Materials provided:
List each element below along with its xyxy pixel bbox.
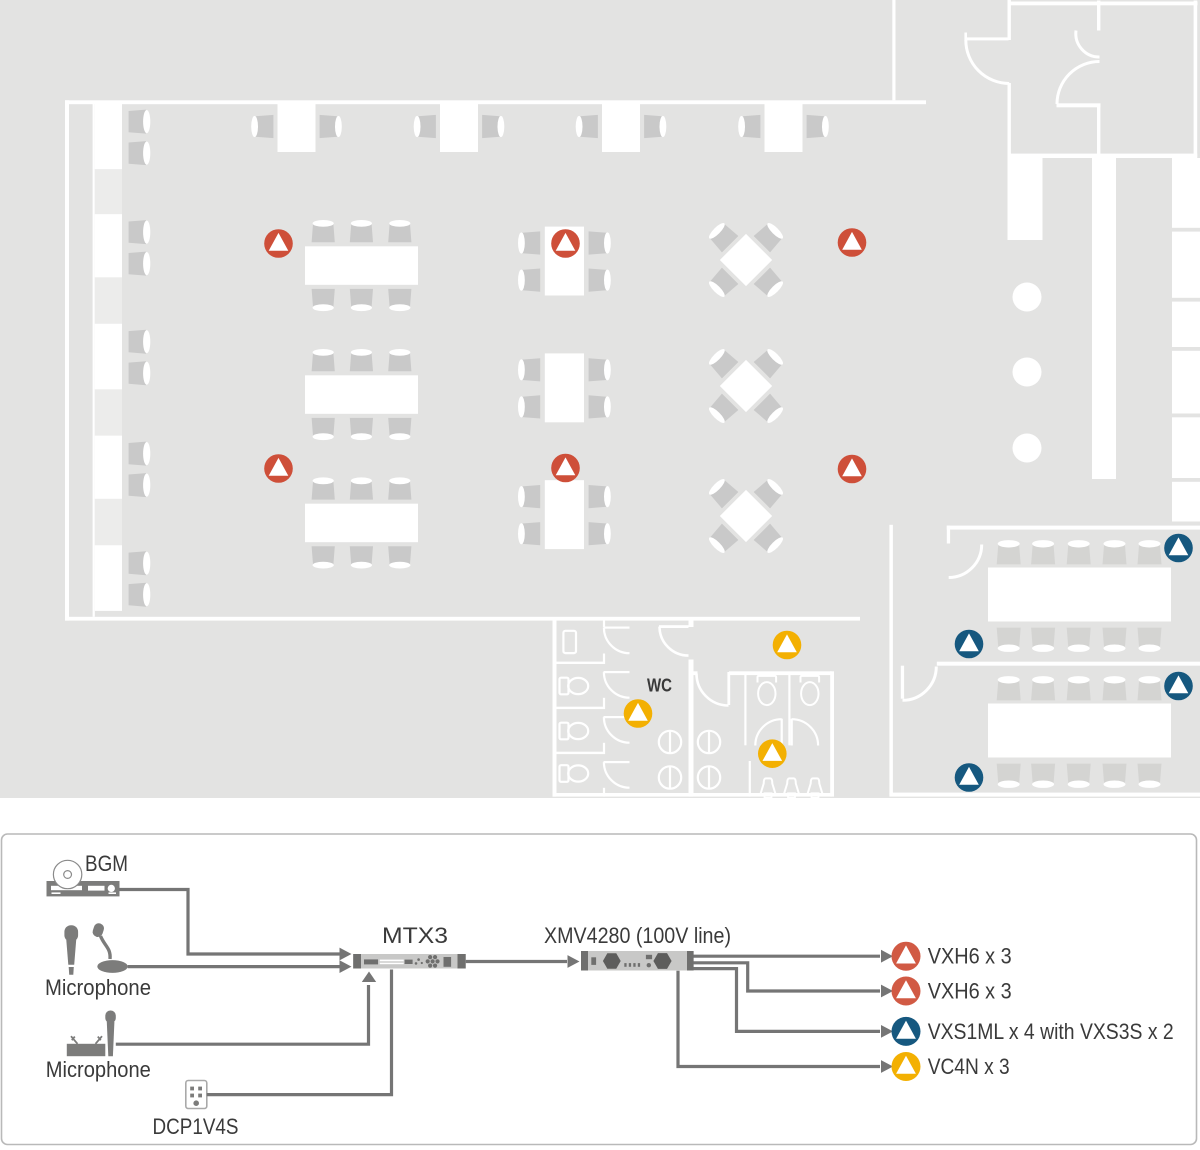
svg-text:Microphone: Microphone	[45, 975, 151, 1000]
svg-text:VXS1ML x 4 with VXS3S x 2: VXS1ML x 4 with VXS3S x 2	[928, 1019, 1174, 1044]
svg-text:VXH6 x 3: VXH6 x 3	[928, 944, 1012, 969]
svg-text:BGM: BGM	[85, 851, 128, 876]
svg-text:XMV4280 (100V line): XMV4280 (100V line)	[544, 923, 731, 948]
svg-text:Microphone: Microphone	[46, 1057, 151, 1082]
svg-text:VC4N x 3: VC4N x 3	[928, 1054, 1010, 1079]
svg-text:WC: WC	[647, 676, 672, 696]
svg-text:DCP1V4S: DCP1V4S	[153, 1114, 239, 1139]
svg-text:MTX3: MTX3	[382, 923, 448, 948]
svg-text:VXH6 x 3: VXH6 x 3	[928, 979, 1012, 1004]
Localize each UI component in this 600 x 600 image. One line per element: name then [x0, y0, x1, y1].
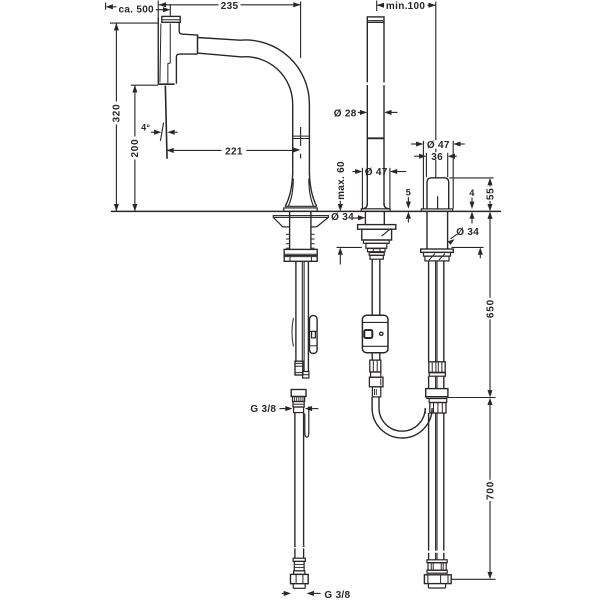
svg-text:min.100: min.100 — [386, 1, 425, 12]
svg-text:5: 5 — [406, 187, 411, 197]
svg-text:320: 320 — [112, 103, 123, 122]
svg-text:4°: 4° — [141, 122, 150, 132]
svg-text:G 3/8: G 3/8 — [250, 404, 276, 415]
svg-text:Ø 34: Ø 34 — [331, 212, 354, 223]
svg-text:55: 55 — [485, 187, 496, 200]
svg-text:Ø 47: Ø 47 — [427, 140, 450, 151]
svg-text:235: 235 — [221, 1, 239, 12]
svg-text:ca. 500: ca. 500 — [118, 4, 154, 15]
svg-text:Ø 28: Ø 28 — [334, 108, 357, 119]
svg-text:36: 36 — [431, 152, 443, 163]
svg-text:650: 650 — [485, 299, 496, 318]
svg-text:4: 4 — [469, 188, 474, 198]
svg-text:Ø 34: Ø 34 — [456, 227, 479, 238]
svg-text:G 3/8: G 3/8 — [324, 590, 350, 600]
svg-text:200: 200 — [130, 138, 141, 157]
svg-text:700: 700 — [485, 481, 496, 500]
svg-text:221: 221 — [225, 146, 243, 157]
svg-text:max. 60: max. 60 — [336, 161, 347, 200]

Exercise instructions:
Reproduce the records verbatim, starting with the line that contains "svg-text:min.100: min.100 — [386, 1, 425, 12]" and ending with the last line of the records, both included.

Result below:
svg-text:min.100: min.100 — [386, 1, 425, 12]
svg-text:5: 5 — [406, 187, 411, 197]
svg-text:320: 320 — [112, 103, 123, 122]
svg-text:4°: 4° — [141, 122, 150, 132]
svg-text:G 3/8: G 3/8 — [250, 404, 276, 415]
svg-text:Ø 34: Ø 34 — [331, 212, 354, 223]
svg-text:55: 55 — [485, 187, 496, 200]
svg-text:Ø 47: Ø 47 — [427, 140, 450, 151]
svg-text:235: 235 — [221, 1, 239, 12]
svg-text:ca. 500: ca. 500 — [118, 4, 154, 15]
svg-text:Ø 28: Ø 28 — [334, 108, 357, 119]
svg-text:36: 36 — [431, 152, 443, 163]
svg-text:650: 650 — [485, 299, 496, 318]
svg-text:4: 4 — [469, 188, 474, 198]
svg-text:Ø 34: Ø 34 — [456, 227, 479, 238]
svg-text:G 3/8: G 3/8 — [324, 590, 350, 600]
svg-text:200: 200 — [130, 138, 141, 157]
svg-text:700: 700 — [485, 481, 496, 500]
svg-text:221: 221 — [225, 146, 243, 157]
svg-text:max. 60: max. 60 — [336, 161, 347, 200]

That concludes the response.